#### [Work to complete]
1 – Copy everything in the novel commentary from "Adding San Francisco" down to "as serious drawbacks.", keeping the wording unchanged.
2 – List every character from the novel who is named in the novel commentary.
3 – Go on with the novel commentary from its final sentence, writing the next part in the same analytical voice.

#### [Page excerpt]

━━━━━━━━━━━━━━━━━━━━

Hammond's ability to insist on Grant visiting his park is essential to the novel, and no doubt a good thing for the world in the end, because Grant proves both knowledgeable and responsible. However, his ability to essentially bribe Grant and Sattler to abandon their research and do his bidding shows how corporate pride can distort science.
The conversation between Sattler and Grant on whether the X-ray could be genuine also develops the motif of time. Their shared awareness of how unlikely it would be for a dinosaur to still exist shows how their discipline develops valuable perspective. By being aware of the weight of time, they are acutely aware of how complex systems work and change over time.
Adding San Francisco to the novel's map, as Chapter 8 does, further extends the web of locations involved in the novel. This multiplies the implications of the novel's events: people in more places are involved with what is happening.
This chapter also supports the theme of greed and underscores the moral division in Crichton's world. Repeatedly, those in the corporate world (Hammond, Ross, the board of Biosyn), or those motivated primarily through money (Dennis Nedry) are shortsighted and even evil. Deaths at the park are treated as financial risks, essentially, rather than as serious drawbacks.
Chapter 9 advances the plot: the plans hint at what Hammond has created. The chapter also provides knowledge essential for several aspects of the novel's climax: Grant's background information on raptors and predators reveals how dangerous they are before the reader ever sees one. Grant's blend of knowledge shows a great deal about his character. On one hand, he understands many forms of violent predation. On the other hand, he understands the infinitely slow pace of geological time, which gives him a perspective no other character in the novel can match (except, at times, Ian Malcolm).

━━━━━━━━━━━━━━━━━━━━

#### [Input data]
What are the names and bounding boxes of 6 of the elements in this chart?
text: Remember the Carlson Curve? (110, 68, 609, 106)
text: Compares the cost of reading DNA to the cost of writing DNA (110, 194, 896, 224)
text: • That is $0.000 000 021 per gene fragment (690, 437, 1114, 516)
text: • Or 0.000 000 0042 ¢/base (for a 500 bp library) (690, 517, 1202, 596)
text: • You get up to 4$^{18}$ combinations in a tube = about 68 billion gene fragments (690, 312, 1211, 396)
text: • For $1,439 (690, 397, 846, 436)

━━━━━━━━━━━━━━━━━━━━

#### [Results of the exercise]
1 –
Adding San Francisco to the novel's map, as Chapter 8 does, further extends the web of locations involved in the novel. This multiplies the implications of the novel's events: people in more places are involved with what is happening.
This chapter also supports the theme of greed and underscores the moral division in Crichton's world. Repeatedly, those in the corporate world (Hammond, Ross, the board of Biosyn), or those motivated primarily through money (Dennis Nedry) are shortsighted and even evil. Deaths at the park are treated as financial risks, essentially, rather than as serious drawbacks.

2 –
Hammond
Grant
Sattler
Ross
Dennis Nedry
Ian Malcolm

3 –
This chapter also develops the motif of sight, particularly as clear-sightedness relates to knowledge and understanding. Even when Grant and Sattler receive a copy of the park plans, they can't read it: they lack the knowledge to decipher the annotations. In this they are similar to Grant's graduate students, who can't interpret the image of the dinosaur correctly. In both cases specialized knowledge is needed to allow true vision. When the computer breaks down before Grant's students can see the dinosaur—requiring them to do hard physical labor to see what they need to see—it becomes a foreshadowing of what will happen at the park: technologically augmented vision will break down, and hard work will be necessary.
Chapter 10 employs both foreshadowing and dramatic irony. When Daniel Ross tells Donald Gennaro to destroy the park entirely if there is a problem, he reveals that he vastly underestimates the scale of the possible problems at the park. This is an instance of dramatic irony: Gennaro doesn't have to destroy the park, in part because it destroys itself, and in part because the local military steps in to bomb the rest of it out of existence.
The exchange between Gennaro and John Hammond in Chapter 10—paired with Gennaro's memories of Hammond—provides useful insights into both men, and supports the themes of hubris and greed. Hammond's willingness to do whatever it takes to realize his vision of the park shows he is ambitious. He is proud of what he has created, and the specific number of dinosaurs mentioned underscores this. However, Gennaro's memories also show Hammond to be self-centered, and the nature of his actions reveals his dishonesty. As for Gennaro, he is not much better: he is willing to work with a liar and considers the dead workers an acceptable cost for building the park.